WRITTEN INSTRUCTION:
Report the number of lines that hold the string "Clarens". Leave out any other text.

* start SUPPLIED MATERIAL *

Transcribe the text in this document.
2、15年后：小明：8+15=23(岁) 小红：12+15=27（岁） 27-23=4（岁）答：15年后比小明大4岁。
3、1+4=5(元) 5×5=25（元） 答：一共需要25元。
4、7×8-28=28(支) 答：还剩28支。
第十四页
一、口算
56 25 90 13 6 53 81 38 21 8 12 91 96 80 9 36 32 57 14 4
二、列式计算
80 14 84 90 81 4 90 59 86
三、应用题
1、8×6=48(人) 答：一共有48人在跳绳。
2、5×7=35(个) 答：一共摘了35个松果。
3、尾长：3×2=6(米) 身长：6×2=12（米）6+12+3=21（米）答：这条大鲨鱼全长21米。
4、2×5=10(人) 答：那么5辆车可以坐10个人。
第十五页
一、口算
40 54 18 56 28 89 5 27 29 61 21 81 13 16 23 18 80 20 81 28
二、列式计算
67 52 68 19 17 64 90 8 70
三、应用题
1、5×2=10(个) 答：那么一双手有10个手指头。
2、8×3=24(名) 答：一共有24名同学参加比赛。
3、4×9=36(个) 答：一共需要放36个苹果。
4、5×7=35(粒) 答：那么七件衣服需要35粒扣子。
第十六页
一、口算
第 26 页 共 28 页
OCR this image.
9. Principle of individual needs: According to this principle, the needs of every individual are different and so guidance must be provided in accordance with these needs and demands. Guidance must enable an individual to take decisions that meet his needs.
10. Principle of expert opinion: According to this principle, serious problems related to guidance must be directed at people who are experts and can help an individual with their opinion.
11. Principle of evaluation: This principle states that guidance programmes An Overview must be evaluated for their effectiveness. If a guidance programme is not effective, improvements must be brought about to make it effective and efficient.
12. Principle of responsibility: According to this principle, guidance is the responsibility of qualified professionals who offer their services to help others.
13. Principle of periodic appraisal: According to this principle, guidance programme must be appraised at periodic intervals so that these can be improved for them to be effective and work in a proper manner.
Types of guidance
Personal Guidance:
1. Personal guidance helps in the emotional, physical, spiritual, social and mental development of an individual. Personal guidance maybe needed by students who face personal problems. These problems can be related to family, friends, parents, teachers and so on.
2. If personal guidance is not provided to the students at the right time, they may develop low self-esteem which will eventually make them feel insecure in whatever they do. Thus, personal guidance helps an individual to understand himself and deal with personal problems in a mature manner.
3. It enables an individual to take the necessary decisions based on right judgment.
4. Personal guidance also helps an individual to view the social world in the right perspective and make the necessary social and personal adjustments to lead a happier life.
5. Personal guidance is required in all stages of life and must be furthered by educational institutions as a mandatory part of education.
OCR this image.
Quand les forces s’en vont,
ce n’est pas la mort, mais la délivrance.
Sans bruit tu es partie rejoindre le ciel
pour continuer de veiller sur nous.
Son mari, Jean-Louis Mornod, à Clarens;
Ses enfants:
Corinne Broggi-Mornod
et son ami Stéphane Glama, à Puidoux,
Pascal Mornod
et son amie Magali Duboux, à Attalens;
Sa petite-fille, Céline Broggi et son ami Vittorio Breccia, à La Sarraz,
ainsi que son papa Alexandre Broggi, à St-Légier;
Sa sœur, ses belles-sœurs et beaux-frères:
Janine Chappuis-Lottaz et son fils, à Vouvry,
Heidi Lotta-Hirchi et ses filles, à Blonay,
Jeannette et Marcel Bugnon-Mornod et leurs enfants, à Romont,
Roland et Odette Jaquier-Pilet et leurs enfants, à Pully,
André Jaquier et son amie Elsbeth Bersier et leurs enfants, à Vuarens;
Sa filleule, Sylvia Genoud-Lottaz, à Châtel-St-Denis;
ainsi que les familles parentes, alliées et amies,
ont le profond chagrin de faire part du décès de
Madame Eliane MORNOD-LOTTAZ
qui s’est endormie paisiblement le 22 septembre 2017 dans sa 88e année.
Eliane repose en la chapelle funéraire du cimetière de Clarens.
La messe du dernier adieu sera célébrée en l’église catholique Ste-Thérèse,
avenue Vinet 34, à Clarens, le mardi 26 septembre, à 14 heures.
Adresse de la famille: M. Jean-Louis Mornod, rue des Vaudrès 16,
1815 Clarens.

* end SUPPLIED MATERIAL *

FULL RESPONSE:
4